Job ->
Transcribe every entry word for word, but skip the images.

== The input ==

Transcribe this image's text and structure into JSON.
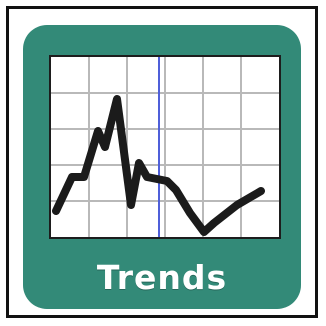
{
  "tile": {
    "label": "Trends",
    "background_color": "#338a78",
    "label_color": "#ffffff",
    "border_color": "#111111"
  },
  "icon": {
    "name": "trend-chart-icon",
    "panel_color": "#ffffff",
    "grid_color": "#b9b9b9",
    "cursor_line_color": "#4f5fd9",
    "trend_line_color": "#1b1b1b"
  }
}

===

Task answer ->
Transcribe this image's text and structure into JSON.
{
  "tile": {
    "label": "Trends",
    "background_color": "#338a78",
    "label_color": "#ffffff",
    "border_color": "#111111"
  },
  "icon": {
    "name": "trend-chart-icon",
    "panel_color": "#ffffff",
    "grid_color": "#b9b9b9",
    "cursor_line_color": "#4f5fd9",
    "trend_line_color": "#1b1b1b"
  }
}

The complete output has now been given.